Collected data
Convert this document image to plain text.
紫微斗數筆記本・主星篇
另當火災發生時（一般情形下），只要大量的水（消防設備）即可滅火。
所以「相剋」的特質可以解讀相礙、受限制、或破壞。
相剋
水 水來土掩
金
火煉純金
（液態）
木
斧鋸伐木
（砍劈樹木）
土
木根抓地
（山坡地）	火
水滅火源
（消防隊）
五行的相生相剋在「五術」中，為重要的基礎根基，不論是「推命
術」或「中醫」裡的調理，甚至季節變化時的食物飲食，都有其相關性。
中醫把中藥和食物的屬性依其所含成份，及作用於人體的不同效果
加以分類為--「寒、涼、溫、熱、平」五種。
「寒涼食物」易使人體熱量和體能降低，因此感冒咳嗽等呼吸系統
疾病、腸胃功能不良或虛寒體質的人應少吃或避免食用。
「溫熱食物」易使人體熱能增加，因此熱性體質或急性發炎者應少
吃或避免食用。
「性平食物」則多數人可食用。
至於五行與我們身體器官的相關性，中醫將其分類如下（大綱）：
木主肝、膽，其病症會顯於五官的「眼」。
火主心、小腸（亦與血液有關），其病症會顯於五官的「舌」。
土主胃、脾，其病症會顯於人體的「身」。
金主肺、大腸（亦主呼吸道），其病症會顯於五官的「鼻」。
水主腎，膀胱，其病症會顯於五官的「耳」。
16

PROBLEM DESCRIPTION:
Produce an exact copy of the whole listing.

SOLVED EXERCISE:
Convert this document image to plain text.
紫微斗數筆記本・主星篇
另當火災發生時（一般情形下），只要大量的水（消防設備）即可滅火。
所以「相剋」的特質可以解讀相礙、受限制、或破壞。
相剋
水 水來土掩
金
火煉純金
（液態）
木
斧鋸伐木
（砍劈樹木）
土
木根抓地
（山坡地）	火
水滅火源
（消防隊）
五行的相生相剋在「五術」中，為重要的基礎根基，不論是「推命
術」或「中醫」裡的調理，甚至季節變化時的食物飲食，都有其相關性。
中醫把中藥和食物的屬性依其所含成份，及作用於人體的不同效果
加以分類為--「寒、涼、溫、熱、平」五種。
「寒涼食物」易使人體熱量和體能降低，因此感冒咳嗽等呼吸系統
疾病、腸胃功能不良或虛寒體質的人應少吃或避免食用。
「溫熱食物」易使人體熱能增加，因此熱性體質或急性發炎者應少
吃或避免食用。
「性平食物」則多數人可食用。
至於五行與我們身體器官的相關性，中醫將其分類如下（大綱）：
木主肝、膽，其病症會顯於五官的「眼」。
火主心、小腸（亦與血液有關），其病症會顯於五官的「舌」。
土主胃、脾，其病症會顯於人體的「身」。
金主肺、大腸（亦主呼吸道），其病症會顯於五官的「鼻」。
水主腎，膀胱，其病症會顯於五官的「耳」。
16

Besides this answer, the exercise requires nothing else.